*Data items:*
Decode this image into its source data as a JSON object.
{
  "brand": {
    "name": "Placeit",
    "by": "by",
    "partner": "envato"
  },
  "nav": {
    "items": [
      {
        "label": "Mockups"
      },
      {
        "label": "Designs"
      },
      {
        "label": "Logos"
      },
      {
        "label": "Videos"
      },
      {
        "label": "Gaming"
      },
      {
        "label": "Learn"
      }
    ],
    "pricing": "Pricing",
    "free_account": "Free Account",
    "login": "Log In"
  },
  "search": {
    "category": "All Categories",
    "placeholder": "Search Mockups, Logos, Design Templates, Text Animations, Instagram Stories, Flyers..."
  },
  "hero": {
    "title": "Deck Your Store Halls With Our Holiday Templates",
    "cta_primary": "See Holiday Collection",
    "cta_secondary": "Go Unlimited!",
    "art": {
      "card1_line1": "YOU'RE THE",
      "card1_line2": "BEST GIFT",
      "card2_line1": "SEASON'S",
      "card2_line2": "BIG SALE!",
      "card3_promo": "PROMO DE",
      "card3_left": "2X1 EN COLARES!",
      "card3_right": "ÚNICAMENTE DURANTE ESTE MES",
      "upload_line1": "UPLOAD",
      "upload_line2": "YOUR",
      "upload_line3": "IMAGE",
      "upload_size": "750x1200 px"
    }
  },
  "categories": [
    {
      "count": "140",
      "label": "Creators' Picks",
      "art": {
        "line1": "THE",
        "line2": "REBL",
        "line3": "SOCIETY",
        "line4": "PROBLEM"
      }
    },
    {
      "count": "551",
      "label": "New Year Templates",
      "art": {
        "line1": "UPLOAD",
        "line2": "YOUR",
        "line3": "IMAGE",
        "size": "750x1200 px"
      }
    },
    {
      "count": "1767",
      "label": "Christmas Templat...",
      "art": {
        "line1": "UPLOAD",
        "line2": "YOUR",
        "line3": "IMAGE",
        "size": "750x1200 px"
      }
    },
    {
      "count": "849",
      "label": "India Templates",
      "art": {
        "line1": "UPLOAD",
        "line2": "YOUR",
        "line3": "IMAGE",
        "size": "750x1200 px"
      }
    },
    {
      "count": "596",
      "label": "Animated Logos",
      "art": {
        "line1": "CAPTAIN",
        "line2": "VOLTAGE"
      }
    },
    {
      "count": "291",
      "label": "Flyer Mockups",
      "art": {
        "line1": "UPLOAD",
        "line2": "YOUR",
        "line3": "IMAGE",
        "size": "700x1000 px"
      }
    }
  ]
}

*Exercise:*
Reply with nothing but a number: how many lines of the entries above contain the string "Templates"?

*Complete output:*
4